● Text passage:
────────────────────────────────────────

Car "Dude" Evan

Issue 187 - 26 July 2007

The "Locusts" are Coming!

It's an interesting metaphor for private equity buyout companies, no? I didn't make it up; that came from German politicians referring to private equity firms like US-based Blackstone and Cerberus. In the Old Testament, locusts were plague number 8 of the 10 plagues brought on the Egyptians by God in order to force the Pharos to free the Israelites. For you Bible fans, that Exodus 10:1-20.

Things are a bit different these days. While grasshoppers still can destroy crops and bring economic blight to a farming region, the same concept of plagues and locusts can easily be applied to US-style private equity buyout firms. These firms specialize in mass firings, plant closures, cost cutting, outsourcing and in general, doing anything to make a profit regardless of the human cost to such actions. Germany is fiercely defensive of its industrial companies and the German public doesn't take well to plant closures, mass employee firings, layoffs and loss of German control. It just wouldn't be the same if the Chinese controlled Volkswagen or if a Saudi investment group bought Porsche.

────────────────────────────────────────

● Dataset section:

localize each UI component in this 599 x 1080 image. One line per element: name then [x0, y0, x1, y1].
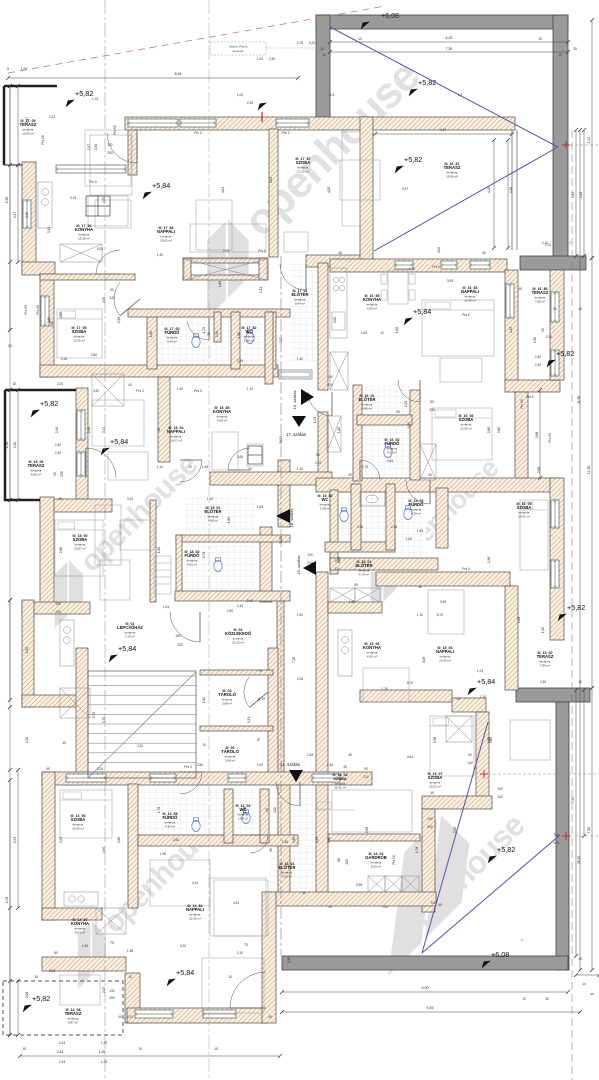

────────────────────────────────────────

● What you have to do:
Write what comes next in the column on private equity "locusts," starting after its final sentence. The listing has no connection to the column on private equity "locusts."

● Exercise response:
The Mercedes-Benz crisis is near to its "final solution" with the pending divorce from American partner Chrysler. The Germans were only too happy to unload its ugly American sister to Cerberus so they can wash the ill-fated DaimlerChrysler chapter of history from the corporate ledgers. The locusts were ok for Chrysler, but definitely not for a German company.

The current "Germany Inc." crisis is the pending sale of Siemens VDO to a friendly suitor or its spin-off in an initial public offering (in Germany). The problem is that the IPO, scheduled for September, looks like it will value VDO below €10 billion while suitors such as TRW Automotive Holdings and Continental AG (the large German auto parts and tire company) have offered €12 billion and €11 billion respectively.

It's of particular interest to the Germans that TRW, while still a public company in the US, is controlled by Blackstone Group, LP. The Germans are very leery of the US-style management that likes to close plants, lay off workers and outsource production to a low-cost country like China.

Siemens VDO was formed when German industrial giant, Siemens AG purchased VDO several years ago. VDO's specialty, in the early days, was precision instrumentation like speedometers, tachometers, fuel gauges, etc. These devices were highly-engineered mechanical devices that have given way to sophisticated electronic devices.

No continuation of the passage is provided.